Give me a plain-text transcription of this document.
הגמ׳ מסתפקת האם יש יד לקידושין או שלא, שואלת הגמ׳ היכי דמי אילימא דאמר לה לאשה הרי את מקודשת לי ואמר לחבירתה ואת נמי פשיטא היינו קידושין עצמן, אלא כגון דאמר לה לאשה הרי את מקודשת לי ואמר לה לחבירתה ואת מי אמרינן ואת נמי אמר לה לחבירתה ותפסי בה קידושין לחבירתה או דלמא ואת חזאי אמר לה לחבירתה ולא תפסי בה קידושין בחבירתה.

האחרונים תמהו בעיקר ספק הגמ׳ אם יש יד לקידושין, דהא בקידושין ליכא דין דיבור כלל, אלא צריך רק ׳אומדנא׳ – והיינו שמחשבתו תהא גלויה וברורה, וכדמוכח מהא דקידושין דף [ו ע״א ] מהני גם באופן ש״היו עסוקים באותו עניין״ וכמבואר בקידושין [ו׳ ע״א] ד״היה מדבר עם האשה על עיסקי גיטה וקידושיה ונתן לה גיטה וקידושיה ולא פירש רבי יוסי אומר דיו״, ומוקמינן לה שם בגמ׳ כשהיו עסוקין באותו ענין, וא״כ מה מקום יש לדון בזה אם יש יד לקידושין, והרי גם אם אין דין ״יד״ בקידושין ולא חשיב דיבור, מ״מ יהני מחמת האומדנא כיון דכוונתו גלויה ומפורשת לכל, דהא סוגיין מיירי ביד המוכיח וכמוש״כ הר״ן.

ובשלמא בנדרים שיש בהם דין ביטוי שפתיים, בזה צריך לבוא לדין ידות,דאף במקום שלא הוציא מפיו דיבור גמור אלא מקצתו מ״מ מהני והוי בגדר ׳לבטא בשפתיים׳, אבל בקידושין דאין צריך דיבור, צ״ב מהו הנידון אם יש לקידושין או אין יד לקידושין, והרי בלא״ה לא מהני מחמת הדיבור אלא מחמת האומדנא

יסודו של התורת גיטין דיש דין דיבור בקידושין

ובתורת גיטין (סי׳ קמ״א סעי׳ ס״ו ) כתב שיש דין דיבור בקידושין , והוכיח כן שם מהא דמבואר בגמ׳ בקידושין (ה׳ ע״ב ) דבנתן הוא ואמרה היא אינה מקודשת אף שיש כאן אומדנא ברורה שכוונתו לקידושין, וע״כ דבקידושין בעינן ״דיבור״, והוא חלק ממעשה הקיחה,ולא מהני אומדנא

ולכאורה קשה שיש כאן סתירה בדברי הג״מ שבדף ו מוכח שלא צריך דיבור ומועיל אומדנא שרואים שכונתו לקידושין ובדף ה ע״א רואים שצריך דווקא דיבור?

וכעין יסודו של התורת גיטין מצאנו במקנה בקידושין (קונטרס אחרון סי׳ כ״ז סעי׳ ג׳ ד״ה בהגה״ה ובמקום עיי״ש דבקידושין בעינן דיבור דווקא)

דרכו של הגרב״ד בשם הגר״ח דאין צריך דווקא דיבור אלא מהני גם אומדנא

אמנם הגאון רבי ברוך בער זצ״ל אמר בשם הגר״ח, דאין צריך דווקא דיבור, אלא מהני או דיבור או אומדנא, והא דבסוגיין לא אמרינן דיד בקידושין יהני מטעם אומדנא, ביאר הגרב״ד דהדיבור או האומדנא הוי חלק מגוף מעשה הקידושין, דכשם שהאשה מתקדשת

STATED TASK: Recopy all the lines exactly as they appear.

RESPONSE TO THE TASK:
Give me a plain-text transcription of this document.
הגמ׳ מסתפקת האם יש יד לקידושין או שלא, שואלת הגמ׳ היכי דמי אילימא דאמר לה לאשה הרי את מקודשת לי ואמר לחבירתה ואת נמי פשיטא היינו קידושין עצמן, אלא כגון דאמר לה לאשה הרי את מקודשת לי ואמר לה לחבירתה ואת מי אמרינן ואת נמי אמר לה לחבירתה ותפסי בה קידושין לחבירתה או דלמא ואת חזאי אמר לה לחבירתה ולא תפסי בה קידושין בחבירתה.

האחרונים תמהו בעיקר ספק הגמ׳ אם יש יד לקידושין, דהא בקידושין ליכא דין דיבור כלל, אלא צריך רק ׳אומדנא׳ – והיינו שמחשבתו תהא גלויה וברורה, וכדמוכח מהא דקידושין דף [ו ע״א ] מהני גם באופן ש״היו עסוקים באותו עניין״ וכמבואר בקידושין [ו׳ ע״א] ד״היה מדבר עם האשה על עיסקי גיטה וקידושיה ונתן לה גיטה וקידושיה ולא פירש רבי יוסי אומר דיו״, ומוקמינן לה שם בגמ׳ כשהיו עסוקין באותו ענין, וא״כ מה מקום יש לדון בזה אם יש יד לקידושין, והרי גם אם אין דין ״יד״ בקידושין ולא חשיב דיבור, מ״מ יהני מחמת האומדנא כיון דכוונתו גלויה ומפורשת לכל, דהא סוגיין מיירי ביד המוכיח וכמוש״כ הר״ן.

ובשלמא בנדרים שיש בהם דין ביטוי שפתיים, בזה צריך לבוא לדין ידות,דאף במקום שלא הוציא מפיו דיבור גמור אלא מקצתו מ״מ מהני והוי בגדר ׳לבטא בשפתיים׳, אבל בקידושין דאין צריך דיבור, צ״ב מהו הנידון אם יש לקידושין או אין יד לקידושין, והרי בלא״ה לא מהני מחמת הדיבור אלא מחמת האומדנא

יסודו של התורת גיטין דיש דין דיבור בקידושין

ובתורת גיטין (סי׳ קמ״א סעי׳ ס״ו ) כתב שיש דין דיבור בקידושין , והוכיח כן שם מהא דמבואר בגמ׳ בקידושין (ה׳ ע״ב ) דבנתן הוא ואמרה היא אינה מקודשת אף שיש כאן אומדנא ברורה שכוונתו לקידושין, וע״כ דבקידושין בעינן ״דיבור״, והוא חלק ממעשה הקיחה,ולא מהני אומדנא

ולכאורה קשה שיש כאן סתירה בדברי הג״מ שבדף ו מוכח שלא צריך דיבור ומועיל אומדנא שרואים שכונתו לקידושין ובדף ה ע״א רואים שצריך דווקא דיבור?

וכעין יסודו של התורת גיטין מצאנו במקנה בקידושין (קונטרס אחרון סי׳ כ״ז סעי׳ ג׳ ד״ה בהגה״ה ובמקום עיי״ש דבקידושין בעינן דיבור דווקא)

דרכו של הגרב״ד בשם הגר״ח דאין צריך דווקא דיבור אלא מהני גם אומדנא

אמנם הגאון רבי ברוך בער זצ״ל אמר בשם הגר״ח, דאין צריך דווקא דיבור, אלא מהני או דיבור או אומדנא, והא דבסוגיין לא אמרינן דיד בקידושין יהני מטעם אומדנא, ביאר הגרב״ד דהדיבור או האומדנא הוי חלק מגוף מעשה הקידושין, דכשם שהאשה מתקדשת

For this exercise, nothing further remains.